>> begin RECORDS PROVIDED

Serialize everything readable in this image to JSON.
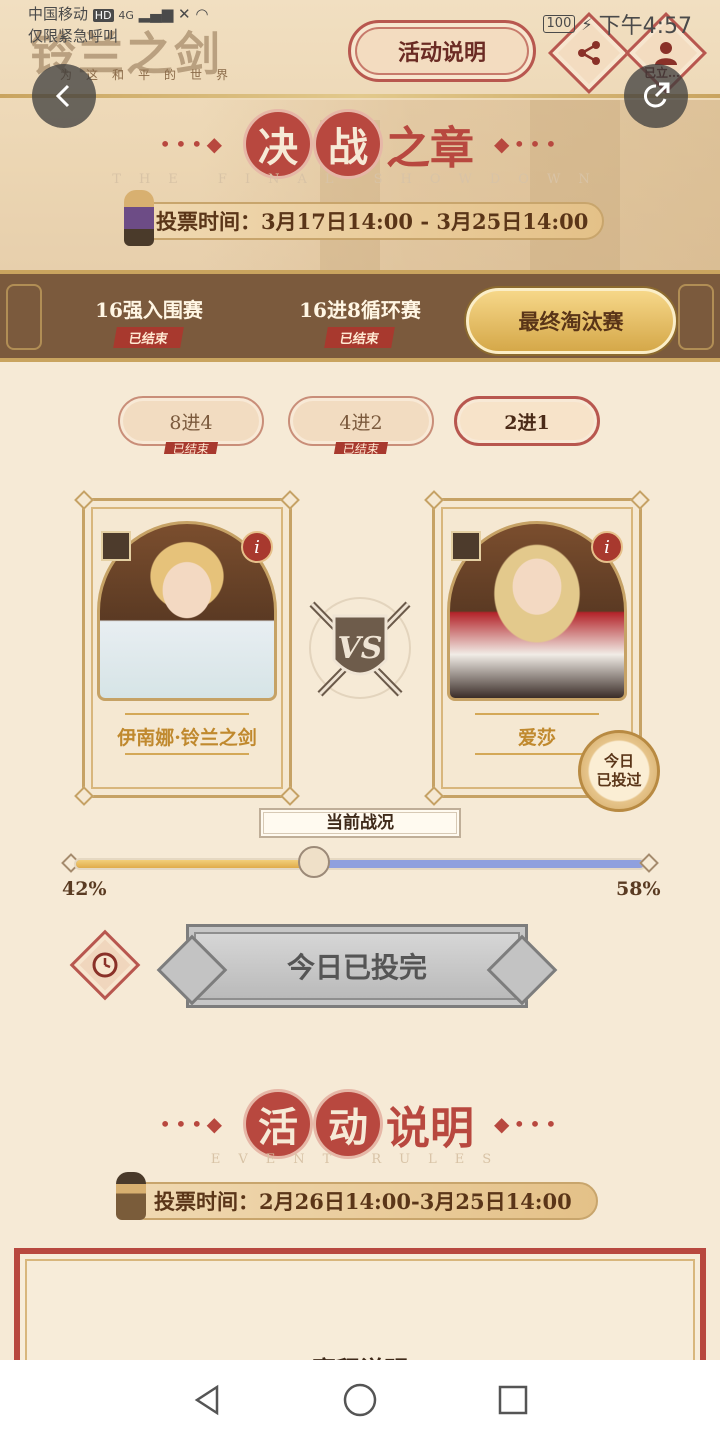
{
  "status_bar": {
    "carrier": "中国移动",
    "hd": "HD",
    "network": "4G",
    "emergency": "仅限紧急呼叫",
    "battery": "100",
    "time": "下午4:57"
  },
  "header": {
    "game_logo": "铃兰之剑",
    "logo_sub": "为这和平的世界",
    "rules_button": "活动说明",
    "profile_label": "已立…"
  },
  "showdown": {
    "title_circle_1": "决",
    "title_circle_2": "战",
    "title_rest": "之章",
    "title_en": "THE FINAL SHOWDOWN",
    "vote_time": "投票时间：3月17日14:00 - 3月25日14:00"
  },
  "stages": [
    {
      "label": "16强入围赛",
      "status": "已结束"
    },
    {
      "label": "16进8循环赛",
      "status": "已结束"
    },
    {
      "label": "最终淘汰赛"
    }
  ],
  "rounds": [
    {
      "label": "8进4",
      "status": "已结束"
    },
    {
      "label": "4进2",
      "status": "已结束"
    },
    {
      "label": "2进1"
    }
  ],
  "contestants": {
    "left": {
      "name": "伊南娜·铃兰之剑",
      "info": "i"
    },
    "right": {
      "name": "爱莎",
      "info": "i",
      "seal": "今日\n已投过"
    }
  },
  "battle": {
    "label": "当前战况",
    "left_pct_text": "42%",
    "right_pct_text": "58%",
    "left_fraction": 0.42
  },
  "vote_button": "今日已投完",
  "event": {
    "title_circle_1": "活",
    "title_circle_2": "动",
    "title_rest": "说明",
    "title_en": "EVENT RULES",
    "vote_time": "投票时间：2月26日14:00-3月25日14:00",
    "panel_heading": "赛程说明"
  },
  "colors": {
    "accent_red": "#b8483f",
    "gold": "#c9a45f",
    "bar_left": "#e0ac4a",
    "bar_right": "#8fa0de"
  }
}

>> end RECORDS PROVIDED

**REQUIRED TASK**. Quote all of the entries word for word, omitting any pictures.

**RESULT OF THE TASK**.
Serialize everything readable in this image to JSON.
{
  "status_bar": {
    "carrier": "中国移动",
    "hd": "HD",
    "network": "4G",
    "emergency": "仅限紧急呼叫",
    "battery": "100",
    "time": "下午4:57"
  },
  "header": {
    "game_logo": "铃兰之剑",
    "logo_sub": "为这和平的世界",
    "rules_button": "活动说明",
    "profile_label": "已立…"
  },
  "showdown": {
    "title_circle_1": "决",
    "title_circle_2": "战",
    "title_rest": "之章",
    "title_en": "THE FINAL SHOWDOWN",
    "vote_time": "投票时间：3月17日14:00 - 3月25日14:00"
  },
  "stages": [
    {
      "label": "16强入围赛",
      "status": "已结束"
    },
    {
      "label": "16进8循环赛",
      "status": "已结束"
    },
    {
      "label": "最终淘汰赛"
    }
  ],
  "rounds": [
    {
      "label": "8进4",
      "status": "已结束"
    },
    {
      "label": "4进2",
      "status": "已结束"
    },
    {
      "label": "2进1"
    }
  ],
  "contestants": {
    "left": {
      "name": "伊南娜·铃兰之剑",
      "info": "i"
    },
    "right": {
      "name": "爱莎",
      "info": "i",
      "seal": "今日\n已投过"
    }
  },
  "battle": {
    "label": "当前战况",
    "left_pct_text": "42%",
    "right_pct_text": "58%",
    "left_fraction": 0.42
  },
  "vote_button": "今日已投完",
  "event": {
    "title_circle_1": "活",
    "title_circle_2": "动",
    "title_rest": "说明",
    "title_en": "EVENT RULES",
    "vote_time": "投票时间：2月26日14:00-3月25日14:00",
    "panel_heading": "赛程说明"
  },
  "colors": {
    "accent_red": "#b8483f",
    "gold": "#c9a45f",
    "bar_left": "#e0ac4a",
    "bar_right": "#8fa0de"
  }
}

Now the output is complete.